## [What is needed]
Reproduce every record below exactly as it appears.

━━━━━━━━

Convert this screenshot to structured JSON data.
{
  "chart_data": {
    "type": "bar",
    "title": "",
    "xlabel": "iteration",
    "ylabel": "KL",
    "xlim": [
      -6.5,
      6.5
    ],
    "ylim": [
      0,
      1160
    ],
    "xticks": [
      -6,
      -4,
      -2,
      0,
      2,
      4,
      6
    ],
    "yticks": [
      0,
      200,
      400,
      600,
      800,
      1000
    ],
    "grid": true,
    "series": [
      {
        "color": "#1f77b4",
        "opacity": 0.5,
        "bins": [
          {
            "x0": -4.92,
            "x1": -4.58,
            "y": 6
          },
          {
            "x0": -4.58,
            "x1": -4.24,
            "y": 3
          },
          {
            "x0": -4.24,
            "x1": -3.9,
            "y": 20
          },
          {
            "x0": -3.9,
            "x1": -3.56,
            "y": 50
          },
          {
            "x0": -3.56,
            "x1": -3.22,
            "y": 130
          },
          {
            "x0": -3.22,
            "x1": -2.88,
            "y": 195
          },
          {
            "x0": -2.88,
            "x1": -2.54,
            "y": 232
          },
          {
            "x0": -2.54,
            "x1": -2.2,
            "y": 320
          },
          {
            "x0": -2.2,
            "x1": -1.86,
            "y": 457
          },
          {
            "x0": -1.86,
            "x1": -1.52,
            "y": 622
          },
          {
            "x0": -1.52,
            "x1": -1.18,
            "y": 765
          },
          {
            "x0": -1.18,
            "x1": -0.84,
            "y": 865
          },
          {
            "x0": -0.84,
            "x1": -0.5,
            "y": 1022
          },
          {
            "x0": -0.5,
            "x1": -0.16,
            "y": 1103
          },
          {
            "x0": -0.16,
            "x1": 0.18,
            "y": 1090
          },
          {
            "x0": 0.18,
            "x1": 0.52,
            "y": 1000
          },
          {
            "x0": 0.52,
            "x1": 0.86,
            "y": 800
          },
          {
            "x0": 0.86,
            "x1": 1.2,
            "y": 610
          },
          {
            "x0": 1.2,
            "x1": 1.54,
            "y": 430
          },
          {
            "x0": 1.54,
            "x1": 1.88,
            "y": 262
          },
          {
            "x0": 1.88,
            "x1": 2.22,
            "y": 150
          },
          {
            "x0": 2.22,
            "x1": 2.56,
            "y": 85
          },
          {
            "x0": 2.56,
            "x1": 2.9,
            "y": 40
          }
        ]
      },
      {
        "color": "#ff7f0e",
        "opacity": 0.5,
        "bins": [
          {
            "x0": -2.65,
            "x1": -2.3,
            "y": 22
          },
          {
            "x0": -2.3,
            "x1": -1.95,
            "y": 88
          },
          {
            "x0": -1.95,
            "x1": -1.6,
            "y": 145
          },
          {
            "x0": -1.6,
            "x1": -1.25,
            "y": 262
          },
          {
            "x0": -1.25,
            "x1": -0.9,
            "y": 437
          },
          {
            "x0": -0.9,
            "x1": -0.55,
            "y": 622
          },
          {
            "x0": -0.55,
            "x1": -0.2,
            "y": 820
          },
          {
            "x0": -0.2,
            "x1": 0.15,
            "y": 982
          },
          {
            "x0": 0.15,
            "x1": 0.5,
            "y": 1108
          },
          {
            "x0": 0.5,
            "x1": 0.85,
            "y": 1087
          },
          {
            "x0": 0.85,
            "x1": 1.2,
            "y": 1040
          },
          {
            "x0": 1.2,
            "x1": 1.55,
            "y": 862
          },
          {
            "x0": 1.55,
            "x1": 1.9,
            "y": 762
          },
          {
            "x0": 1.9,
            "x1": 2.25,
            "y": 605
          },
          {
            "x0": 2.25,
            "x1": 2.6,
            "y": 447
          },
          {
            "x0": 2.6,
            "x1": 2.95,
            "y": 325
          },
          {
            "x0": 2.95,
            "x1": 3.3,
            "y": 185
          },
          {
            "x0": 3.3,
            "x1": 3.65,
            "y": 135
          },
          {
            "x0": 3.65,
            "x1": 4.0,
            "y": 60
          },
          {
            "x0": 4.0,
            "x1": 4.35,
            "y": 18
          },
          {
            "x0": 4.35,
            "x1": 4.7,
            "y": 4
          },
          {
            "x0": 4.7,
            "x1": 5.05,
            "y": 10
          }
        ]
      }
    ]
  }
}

━━━━━━━━

## [Result]
Convert this screenshot to structured JSON data.
{
  "chart_data": {
    "type": "bar",
    "title": "",
    "xlabel": "iteration",
    "ylabel": "KL",
    "xlim": [
      -6.5,
      6.5
    ],
    "ylim": [
      0,
      1160
    ],
    "xticks": [
      -6,
      -4,
      -2,
      0,
      2,
      4,
      6
    ],
    "yticks": [
      0,
      200,
      400,
      600,
      800,
      1000
    ],
    "grid": true,
    "series": [
      {
        "color": "#1f77b4",
        "opacity": 0.5,
        "bins": [
          {
            "x0": -4.92,
            "x1": -4.58,
            "y": 6
          },
          {
            "x0": -4.58,
            "x1": -4.24,
            "y": 3
          },
          {
            "x0": -4.24,
            "x1": -3.9,
            "y": 20
          },
          {
            "x0": -3.9,
            "x1": -3.56,
            "y": 50
          },
          {
            "x0": -3.56,
            "x1": -3.22,
            "y": 130
          },
          {
            "x0": -3.22,
            "x1": -2.88,
            "y": 195
          },
          {
            "x0": -2.88,
            "x1": -2.54,
            "y": 232
          },
          {
            "x0": -2.54,
            "x1": -2.2,
            "y": 320
          },
          {
            "x0": -2.2,
            "x1": -1.86,
            "y": 457
          },
          {
            "x0": -1.86,
            "x1": -1.52,
            "y": 622
          },
          {
            "x0": -1.52,
            "x1": -1.18,
            "y": 765
          },
          {
            "x0": -1.18,
            "x1": -0.84,
            "y": 865
          },
          {
            "x0": -0.84,
            "x1": -0.5,
            "y": 1022
          },
          {
            "x0": -0.5,
            "x1": -0.16,
            "y": 1103
          },
          {
            "x0": -0.16,
            "x1": 0.18,
            "y": 1090
          },
          {
            "x0": 0.18,
            "x1": 0.52,
            "y": 1000
          },
          {
            "x0": 0.52,
            "x1": 0.86,
            "y": 800
          },
          {
            "x0": 0.86,
            "x1": 1.2,
            "y": 610
          },
          {
            "x0": 1.2,
            "x1": 1.54,
            "y": 430
          },
          {
            "x0": 1.54,
            "x1": 1.88,
            "y": 262
          },
          {
            "x0": 1.88,
            "x1": 2.22,
            "y": 150
          },
          {
            "x0": 2.22,
            "x1": 2.56,
            "y": 85
          },
          {
            "x0": 2.56,
            "x1": 2.9,
            "y": 40
          }
        ]
      },
      {
        "color": "#ff7f0e",
        "opacity": 0.5,
        "bins": [
          {
            "x0": -2.65,
            "x1": -2.3,
            "y": 22
          },
          {
            "x0": -2.3,
            "x1": -1.95,
            "y": 88
          },
          {
            "x0": -1.95,
            "x1": -1.6,
            "y": 145
          },
          {
            "x0": -1.6,
            "x1": -1.25,
            "y": 262
          },
          {
            "x0": -1.25,
            "x1": -0.9,
            "y": 437
          },
          {
            "x0": -0.9,
            "x1": -0.55,
            "y": 622
          },
          {
            "x0": -0.55,
            "x1": -0.2,
            "y": 820
          },
          {
            "x0": -0.2,
            "x1": 0.15,
            "y": 982
          },
          {
            "x0": 0.15,
            "x1": 0.5,
            "y": 1108
          },
          {
            "x0": 0.5,
            "x1": 0.85,
            "y": 1087
          },
          {
            "x0": 0.85,
            "x1": 1.2,
            "y": 1040
          },
          {
            "x0": 1.2,
            "x1": 1.55,
            "y": 862
          },
          {
            "x0": 1.55,
            "x1": 1.9,
            "y": 762
          },
          {
            "x0": 1.9,
            "x1": 2.25,
            "y": 605
          },
          {
            "x0": 2.25,
            "x1": 2.6,
            "y": 447
          },
          {
            "x0": 2.6,
            "x1": 2.95,
            "y": 325
          },
          {
            "x0": 2.95,
            "x1": 3.3,
            "y": 185
          },
          {
            "x0": 3.3,
            "x1": 3.65,
            "y": 135
          },
          {
            "x0": 3.65,
            "x1": 4.0,
            "y": 60
          },
          {
            "x0": 4.0,
            "x1": 4.35,
            "y": 18
          },
          {
            "x0": 4.35,
            "x1": 4.7,
            "y": 4
          },
          {
            "x0": 4.7,
            "x1": 5.05,
            "y": 10
          }
        ]
      }
    ]
  }
}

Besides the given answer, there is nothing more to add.